**What is being asked:**
Look through the data below. Show each line where the string "layout" occurs.

**Material supplied:**
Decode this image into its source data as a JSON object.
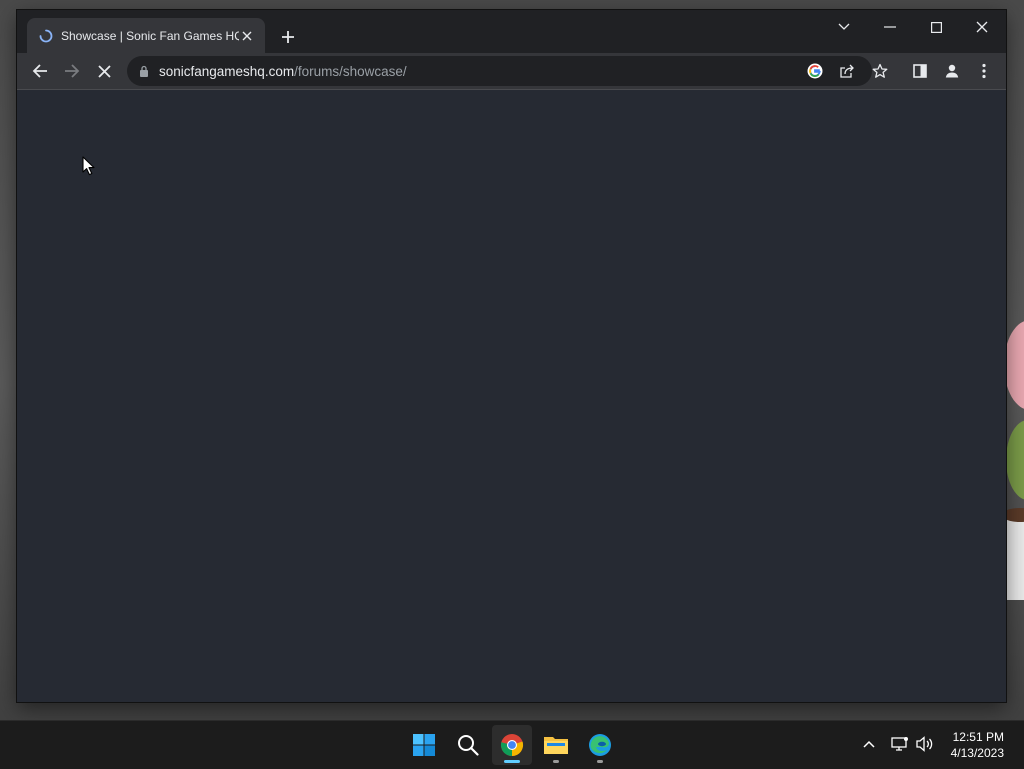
{
  "browser": {
    "tab": {
      "title": "Showcase | Sonic Fan Games HQ"
    },
    "url": {
      "host": "sonicfangameshq.com",
      "path": "/forums/showcase/"
    }
  },
  "taskbar": {
    "apps": [
      "start-icon",
      "search-icon",
      "chrome-icon",
      "file-explorer-icon",
      "edge-icon"
    ],
    "clock": {
      "time": "12:51 PM",
      "date": "4/13/2023"
    }
  },
  "colors": {
    "page_background": "#262a33",
    "tab_active": "#35363a",
    "chrome_dark": "#202124",
    "taskbar": "#1c1c1c"
  }
}
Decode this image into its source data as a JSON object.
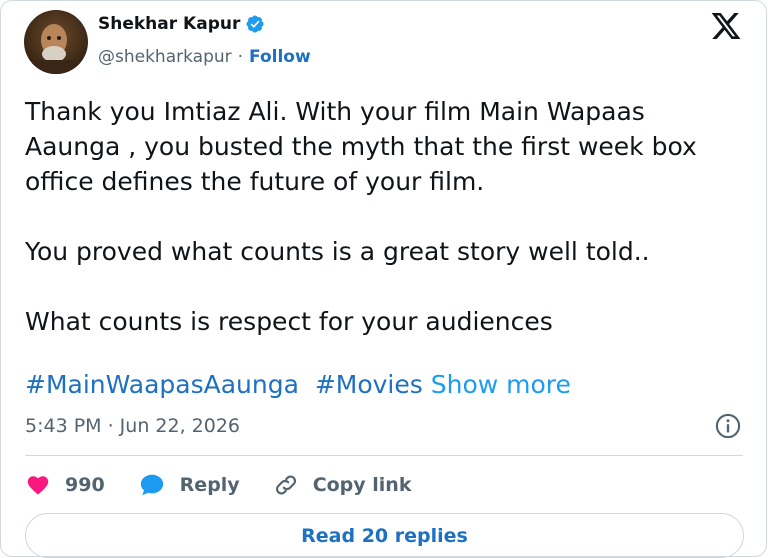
{
  "author": {
    "name": "Shekhar Kapur",
    "handle": "@shekharkapur",
    "separator": "·",
    "follow_label": "Follow"
  },
  "tweet": {
    "paragraphs": [
      "Thank you Imtiaz Ali. With your film Main Wapaas Aaunga , you busted the myth that the first week box office defines the future of your film.",
      "You proved what counts is a great story well told..",
      "What counts is respect for your audiences"
    ],
    "hashtags": [
      "#MainWaapasAaunga",
      "#Movies"
    ],
    "show_more_label": "Show more"
  },
  "timestamp": "5:43 PM · Jun 22, 2026",
  "actions": {
    "likes_count": "990",
    "reply_label": "Reply",
    "copy_link_label": "Copy link"
  },
  "read_replies_label": "Read 20 replies",
  "colors": {
    "link": "#1d70c2",
    "heart": "#f91880",
    "reply_bubble": "#1d9bf0",
    "verified": "#1d9bf0",
    "muted": "#536471"
  },
  "icons": [
    "verified-badge-icon",
    "x-logo-icon",
    "info-icon",
    "heart-icon",
    "reply-bubble-icon",
    "link-icon"
  ]
}
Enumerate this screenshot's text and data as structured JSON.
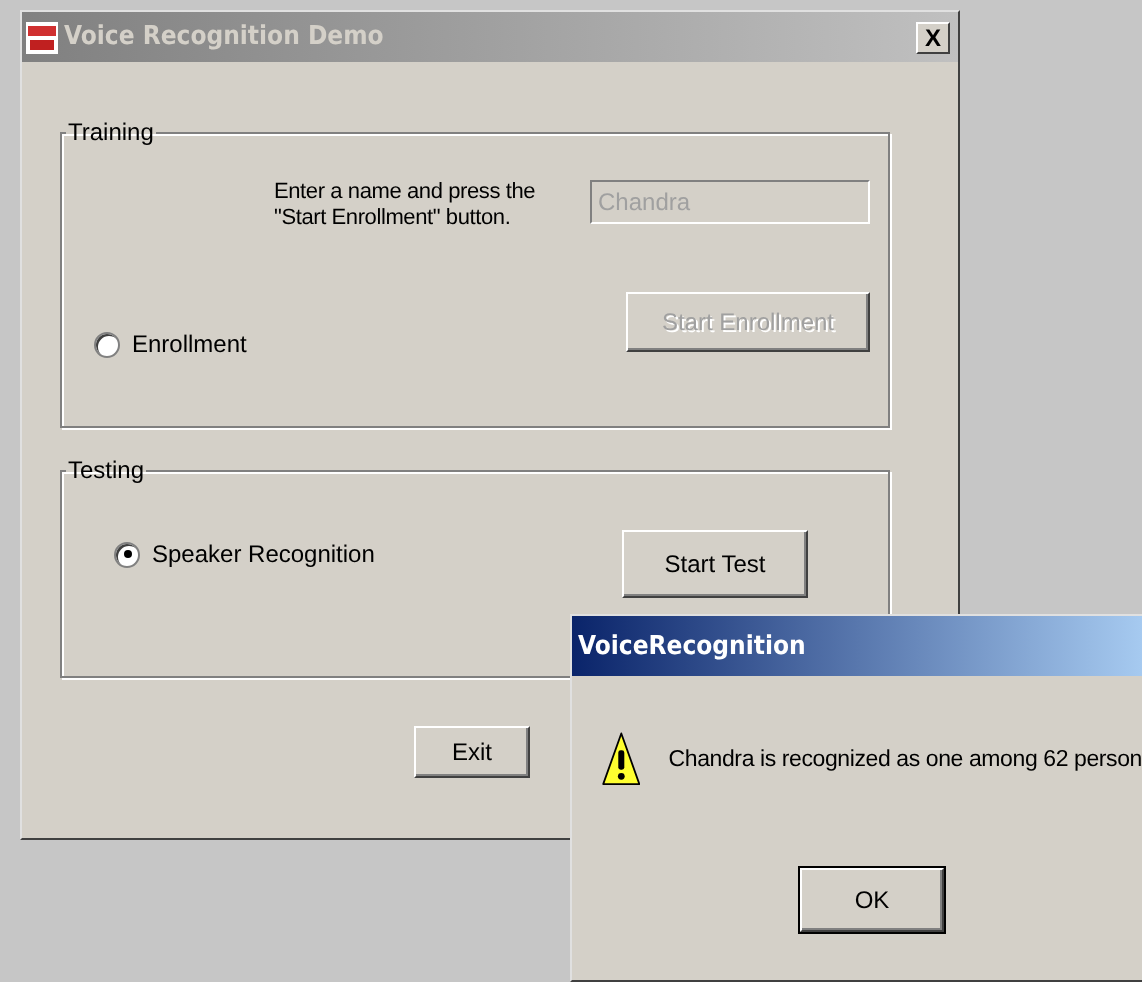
{
  "window": {
    "title": "Voice Recognition Demo",
    "close_button": "X"
  },
  "training": {
    "label": "Training",
    "option": {
      "label": "Enrollment",
      "selected": false
    },
    "instructions": "Enter a name and press the \"Start Enrollment\" button.",
    "name_field": {
      "value": "Chandra",
      "disabled": true
    },
    "button": {
      "label": "Start Enrollment",
      "disabled": true
    }
  },
  "testing": {
    "label": "Testing",
    "option": {
      "label": "Speaker Recognition",
      "selected": true
    },
    "button": {
      "label": "Start Test",
      "disabled": false
    }
  },
  "buttons": [
    "Exit"
  ],
  "dialog": {
    "title": "VoiceRecognition",
    "message": "Chandra is recognized as one among 62 person",
    "buttons": [
      "OK"
    ]
  }
}
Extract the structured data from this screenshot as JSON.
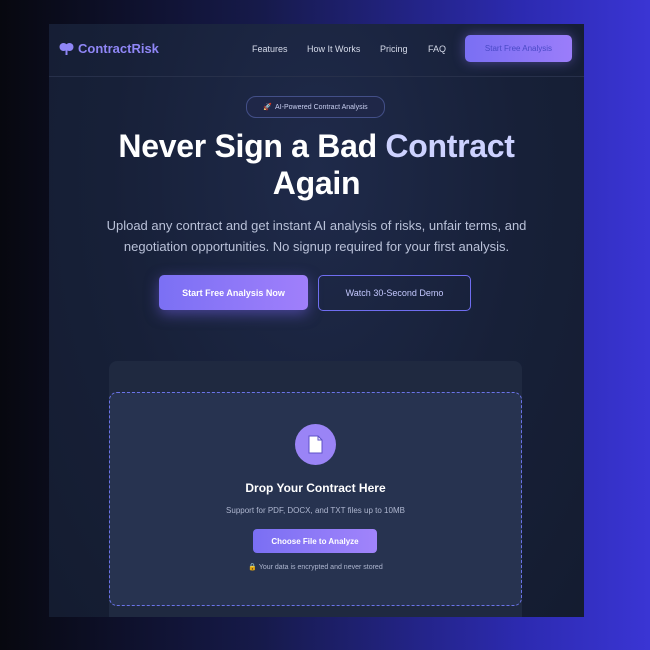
{
  "brand": {
    "name": "ContractRisk",
    "icon": "brain-icon",
    "color": "#8f86f6"
  },
  "nav": {
    "links": [
      "Features",
      "How It Works",
      "Pricing",
      "FAQ"
    ],
    "cta": "Start Free Analysis"
  },
  "hero": {
    "badge": {
      "icon": "rocket-icon",
      "text": "AI-Powered Contract Analysis"
    },
    "headline_part1": "Never Sign a Bad ",
    "headline_accent": "Contract",
    "headline_part2": "Again",
    "subheadline": "Upload any contract and get instant AI analysis of risks, unfair terms, and negotiation opportunities. No signup required for your first analysis.",
    "primary_button": "Start Free Analysis Now",
    "secondary_button": "Watch 30-Second Demo"
  },
  "upload": {
    "icon": "document-icon",
    "title": "Drop Your Contract Here",
    "support_text": "Support for PDF, DOCX, and TXT files up to 10MB",
    "choose_button": "Choose File to Analyze",
    "security_icon": "lock-icon",
    "security_note": "Your data is encrypted and never stored"
  },
  "colors": {
    "accent": "#7b70f4",
    "background": "#172038",
    "headline_accent": "#cdd2ff"
  }
}
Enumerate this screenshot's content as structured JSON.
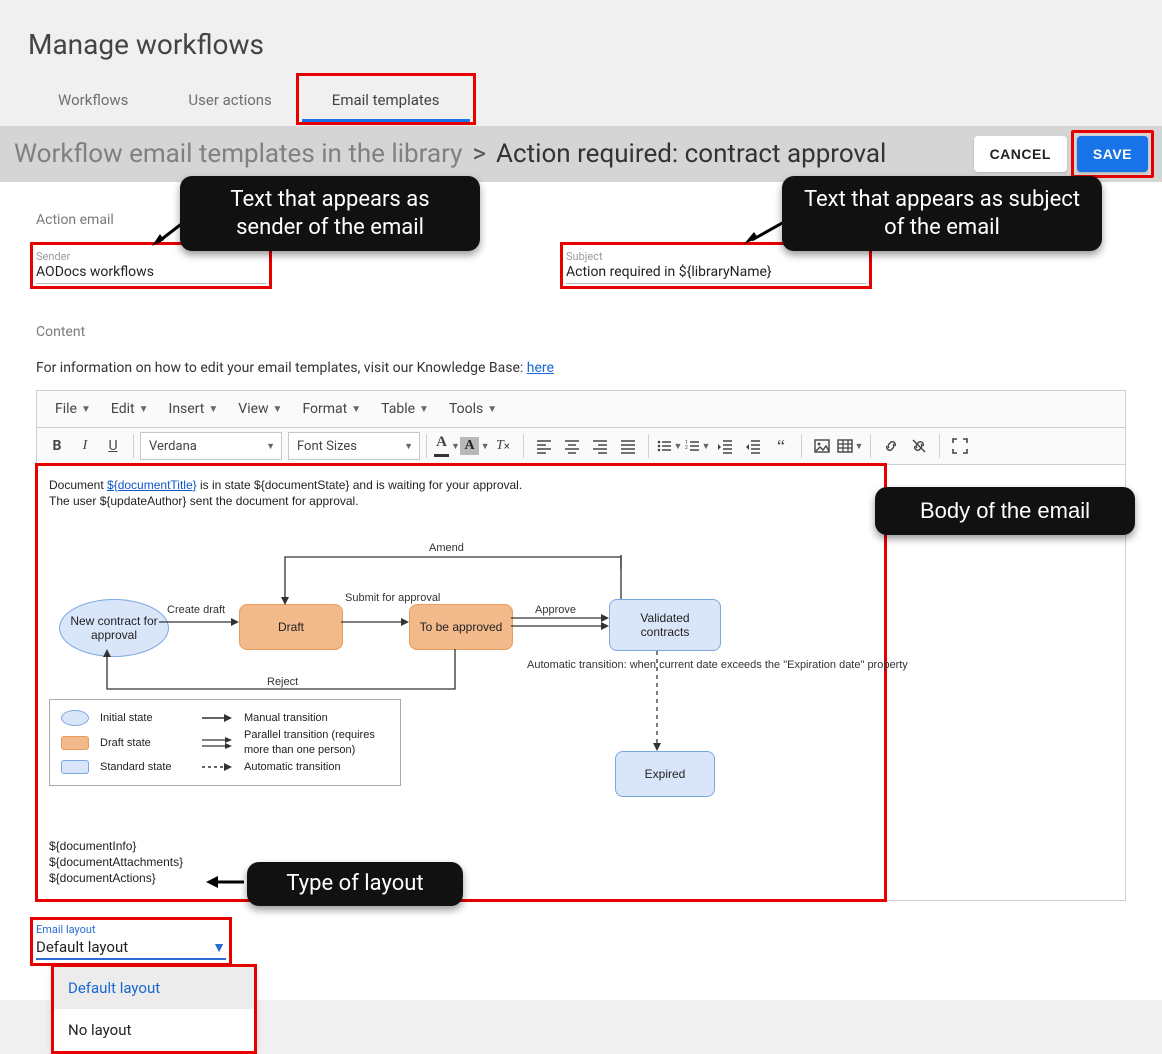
{
  "page": {
    "title": "Manage workflows"
  },
  "tabs": {
    "workflows": "Workflows",
    "user_actions": "User actions",
    "email_templates": "Email templates",
    "active": "email_templates"
  },
  "breadcrumb": {
    "root": "Workflow email templates in the library",
    "sep": ">",
    "current": "Action required: contract approval"
  },
  "actions": {
    "cancel": "CANCEL",
    "save": "SAVE"
  },
  "section_action_email": {
    "heading": "Action email",
    "sender_label": "Sender",
    "sender_value": "AODocs workflows",
    "subject_label": "Subject",
    "subject_value": "Action required in ${libraryName}"
  },
  "callouts": {
    "sender": "Text that appears as sender of the email",
    "subject": "Text that appears as subject of the email",
    "body": "Body of the email",
    "layout": "Type of layout"
  },
  "content": {
    "heading": "Content",
    "help_prefix": "For information on how to edit your email templates, visit our Knowledge Base: ",
    "help_link": "here"
  },
  "editor": {
    "menus": {
      "file": "File",
      "edit": "Edit",
      "insert": "Insert",
      "view": "View",
      "format": "Format",
      "table": "Table",
      "tools": "Tools"
    },
    "toolbar": {
      "font_family": "Verdana",
      "font_size": "Font Sizes"
    },
    "body": {
      "line1_prefix": "Document ",
      "line1_link": "${documentTitle}",
      "line1_suffix": " is in state ${documentState} and is waiting for your approval.",
      "line2": "The user ${updateAuthor} sent the document for approval."
    },
    "vars": {
      "v1": "${documentInfo}",
      "v2": "${documentAttachments}",
      "v3": "${documentActions}"
    }
  },
  "diagram": {
    "new_contract": "New contract for approval",
    "draft": "Draft",
    "to_be_approved": "To be approved",
    "validated": "Validated contracts",
    "expired": "Expired",
    "create_draft": "Create draft",
    "submit": "Submit for approval",
    "approve": "Approve",
    "amend": "Amend",
    "reject": "Reject",
    "auto_note": "Automatic transition: when current date exceeds the \"Expiration date\" property"
  },
  "legend": {
    "initial": "Initial state",
    "draft": "Draft state",
    "standard": "Standard state",
    "manual": "Manual transition",
    "parallel": "Parallel transition (requires more than one person)",
    "automatic": "Automatic transition"
  },
  "layout": {
    "label": "Email layout",
    "value": "Default layout",
    "options": {
      "default": "Default layout",
      "none": "No layout"
    }
  }
}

**Written answer:**
    "layout": "Type of layout"
  "layout": {
    "label": "Email layout",
    "value": "Default layout",
      "default": "Default layout",
      "none": "No layout"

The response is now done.